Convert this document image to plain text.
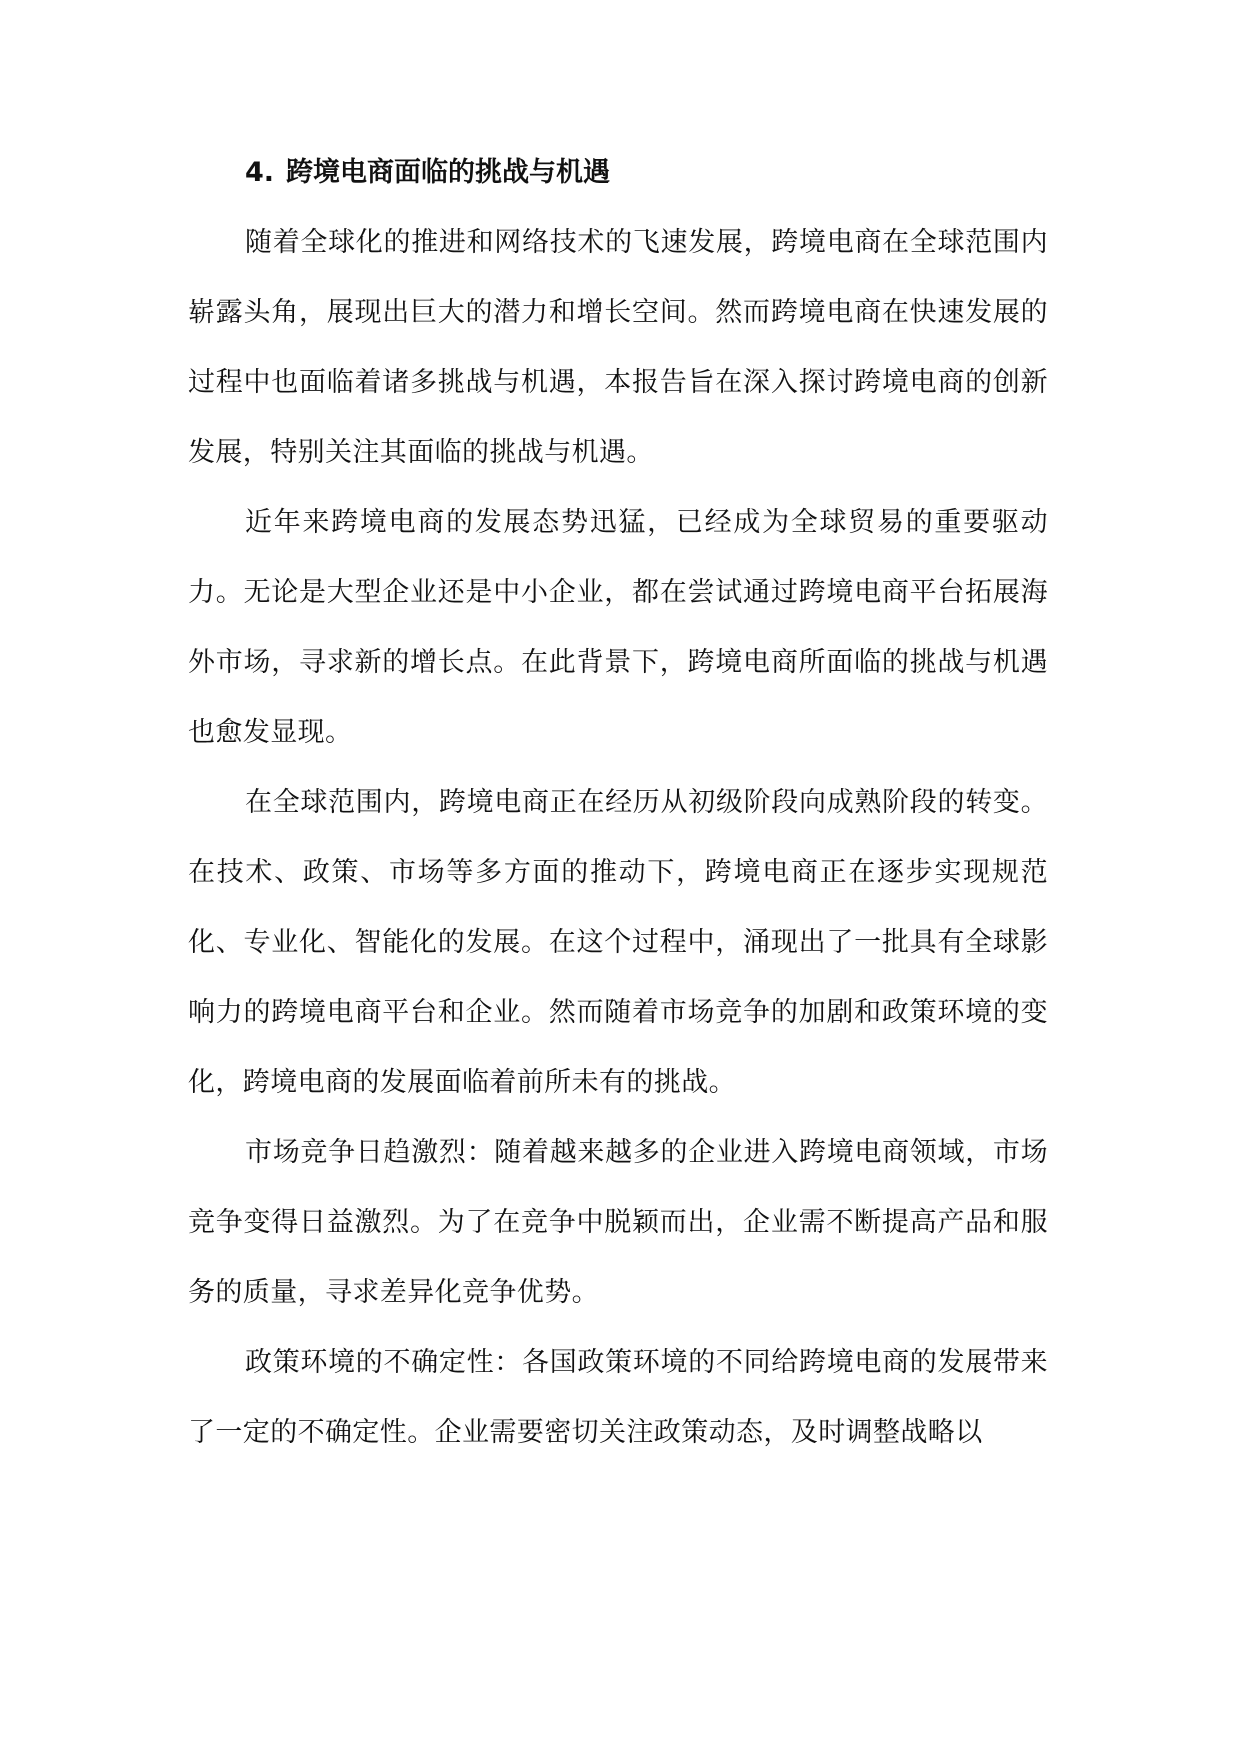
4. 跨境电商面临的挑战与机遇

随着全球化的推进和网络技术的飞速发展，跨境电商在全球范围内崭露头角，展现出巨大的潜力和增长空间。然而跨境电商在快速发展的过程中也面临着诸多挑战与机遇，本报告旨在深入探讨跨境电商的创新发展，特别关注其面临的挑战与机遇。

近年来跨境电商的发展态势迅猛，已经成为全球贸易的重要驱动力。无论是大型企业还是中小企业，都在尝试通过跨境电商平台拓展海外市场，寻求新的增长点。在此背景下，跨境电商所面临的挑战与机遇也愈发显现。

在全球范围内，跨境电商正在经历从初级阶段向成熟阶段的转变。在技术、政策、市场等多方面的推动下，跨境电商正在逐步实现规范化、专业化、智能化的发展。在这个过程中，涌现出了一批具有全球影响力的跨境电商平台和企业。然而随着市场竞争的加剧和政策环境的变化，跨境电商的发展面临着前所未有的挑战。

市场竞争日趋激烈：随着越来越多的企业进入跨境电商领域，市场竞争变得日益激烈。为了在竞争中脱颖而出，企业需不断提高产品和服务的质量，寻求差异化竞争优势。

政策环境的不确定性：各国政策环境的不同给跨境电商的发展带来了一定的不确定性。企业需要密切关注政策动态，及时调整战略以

---

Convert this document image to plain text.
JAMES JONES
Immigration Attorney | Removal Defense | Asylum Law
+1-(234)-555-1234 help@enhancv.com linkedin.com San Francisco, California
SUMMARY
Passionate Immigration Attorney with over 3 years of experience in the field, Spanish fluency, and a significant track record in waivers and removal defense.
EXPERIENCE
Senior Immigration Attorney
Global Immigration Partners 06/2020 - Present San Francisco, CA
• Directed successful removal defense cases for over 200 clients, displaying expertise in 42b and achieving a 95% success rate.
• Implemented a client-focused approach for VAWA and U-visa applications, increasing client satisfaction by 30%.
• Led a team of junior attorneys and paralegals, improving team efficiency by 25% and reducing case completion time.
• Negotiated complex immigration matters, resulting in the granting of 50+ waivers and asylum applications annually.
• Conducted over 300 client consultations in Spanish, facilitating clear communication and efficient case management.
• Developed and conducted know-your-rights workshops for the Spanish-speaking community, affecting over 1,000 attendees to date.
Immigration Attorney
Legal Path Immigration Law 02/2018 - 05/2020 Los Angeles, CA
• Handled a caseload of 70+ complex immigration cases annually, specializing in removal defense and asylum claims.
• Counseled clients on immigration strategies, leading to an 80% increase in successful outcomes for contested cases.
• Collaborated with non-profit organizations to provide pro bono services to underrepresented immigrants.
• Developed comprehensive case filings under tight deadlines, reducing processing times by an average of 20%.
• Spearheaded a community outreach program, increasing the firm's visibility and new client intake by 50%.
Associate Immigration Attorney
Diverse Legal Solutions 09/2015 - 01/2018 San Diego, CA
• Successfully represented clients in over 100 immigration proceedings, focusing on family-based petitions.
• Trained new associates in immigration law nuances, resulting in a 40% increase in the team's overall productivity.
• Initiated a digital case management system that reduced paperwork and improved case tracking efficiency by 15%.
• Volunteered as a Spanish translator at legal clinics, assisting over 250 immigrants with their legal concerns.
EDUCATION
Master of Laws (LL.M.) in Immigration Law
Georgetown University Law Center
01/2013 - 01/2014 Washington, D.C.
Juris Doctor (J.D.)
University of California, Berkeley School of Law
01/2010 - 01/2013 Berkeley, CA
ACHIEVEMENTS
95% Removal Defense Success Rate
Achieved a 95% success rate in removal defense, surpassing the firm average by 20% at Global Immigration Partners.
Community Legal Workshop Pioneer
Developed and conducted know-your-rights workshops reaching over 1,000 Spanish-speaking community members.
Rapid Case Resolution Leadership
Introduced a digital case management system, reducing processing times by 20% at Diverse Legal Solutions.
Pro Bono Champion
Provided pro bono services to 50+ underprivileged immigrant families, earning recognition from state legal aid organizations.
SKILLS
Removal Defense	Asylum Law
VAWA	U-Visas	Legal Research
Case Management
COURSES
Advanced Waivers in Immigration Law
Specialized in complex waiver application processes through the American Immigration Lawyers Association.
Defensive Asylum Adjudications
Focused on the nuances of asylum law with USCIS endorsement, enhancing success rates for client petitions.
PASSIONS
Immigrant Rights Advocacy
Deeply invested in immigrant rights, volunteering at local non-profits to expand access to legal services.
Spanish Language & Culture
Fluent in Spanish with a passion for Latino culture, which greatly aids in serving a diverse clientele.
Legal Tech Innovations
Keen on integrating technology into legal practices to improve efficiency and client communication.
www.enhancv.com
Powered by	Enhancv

==

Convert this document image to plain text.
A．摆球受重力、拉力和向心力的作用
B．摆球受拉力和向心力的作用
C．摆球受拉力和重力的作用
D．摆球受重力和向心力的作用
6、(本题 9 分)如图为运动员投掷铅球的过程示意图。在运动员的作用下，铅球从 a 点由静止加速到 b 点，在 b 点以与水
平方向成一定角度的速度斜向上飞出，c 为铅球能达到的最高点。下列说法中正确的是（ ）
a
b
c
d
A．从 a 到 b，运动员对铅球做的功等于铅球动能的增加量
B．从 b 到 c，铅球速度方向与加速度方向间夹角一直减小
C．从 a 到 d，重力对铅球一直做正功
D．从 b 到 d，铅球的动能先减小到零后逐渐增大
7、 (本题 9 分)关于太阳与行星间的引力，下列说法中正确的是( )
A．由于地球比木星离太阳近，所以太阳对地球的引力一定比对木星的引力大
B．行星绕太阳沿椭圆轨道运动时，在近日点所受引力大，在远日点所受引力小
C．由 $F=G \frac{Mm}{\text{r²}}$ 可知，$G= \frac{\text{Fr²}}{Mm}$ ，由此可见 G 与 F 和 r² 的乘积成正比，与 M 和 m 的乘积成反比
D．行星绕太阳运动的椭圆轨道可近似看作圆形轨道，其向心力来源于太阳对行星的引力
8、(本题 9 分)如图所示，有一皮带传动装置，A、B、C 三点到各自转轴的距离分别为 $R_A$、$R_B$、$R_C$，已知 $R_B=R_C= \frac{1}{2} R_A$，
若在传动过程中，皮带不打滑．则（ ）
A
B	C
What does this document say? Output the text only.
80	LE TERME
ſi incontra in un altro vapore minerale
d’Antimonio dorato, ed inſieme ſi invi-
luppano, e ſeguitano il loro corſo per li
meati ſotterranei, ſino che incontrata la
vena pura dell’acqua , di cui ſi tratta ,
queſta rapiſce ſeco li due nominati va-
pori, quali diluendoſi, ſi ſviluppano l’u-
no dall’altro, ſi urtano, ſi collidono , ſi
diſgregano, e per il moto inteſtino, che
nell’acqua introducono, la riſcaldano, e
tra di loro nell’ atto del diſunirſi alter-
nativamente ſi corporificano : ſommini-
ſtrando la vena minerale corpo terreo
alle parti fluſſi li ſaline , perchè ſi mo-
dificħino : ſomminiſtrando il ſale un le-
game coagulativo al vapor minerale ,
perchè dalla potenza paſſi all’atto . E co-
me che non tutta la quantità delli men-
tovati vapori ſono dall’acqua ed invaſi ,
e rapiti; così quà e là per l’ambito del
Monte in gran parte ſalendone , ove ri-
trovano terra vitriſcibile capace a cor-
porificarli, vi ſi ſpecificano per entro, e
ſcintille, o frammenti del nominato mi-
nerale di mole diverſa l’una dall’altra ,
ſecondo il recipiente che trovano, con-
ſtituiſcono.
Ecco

Exercise details: Select every line where the word "your" occurs.

Exercise response:
• Developed and conducted know-your-rights workshops for the Spanish-speaking community, affecting over 1,000 attendees to date.
Developed and conducted know-your-rights workshops reaching over 1,000 Spanish-speaking community members.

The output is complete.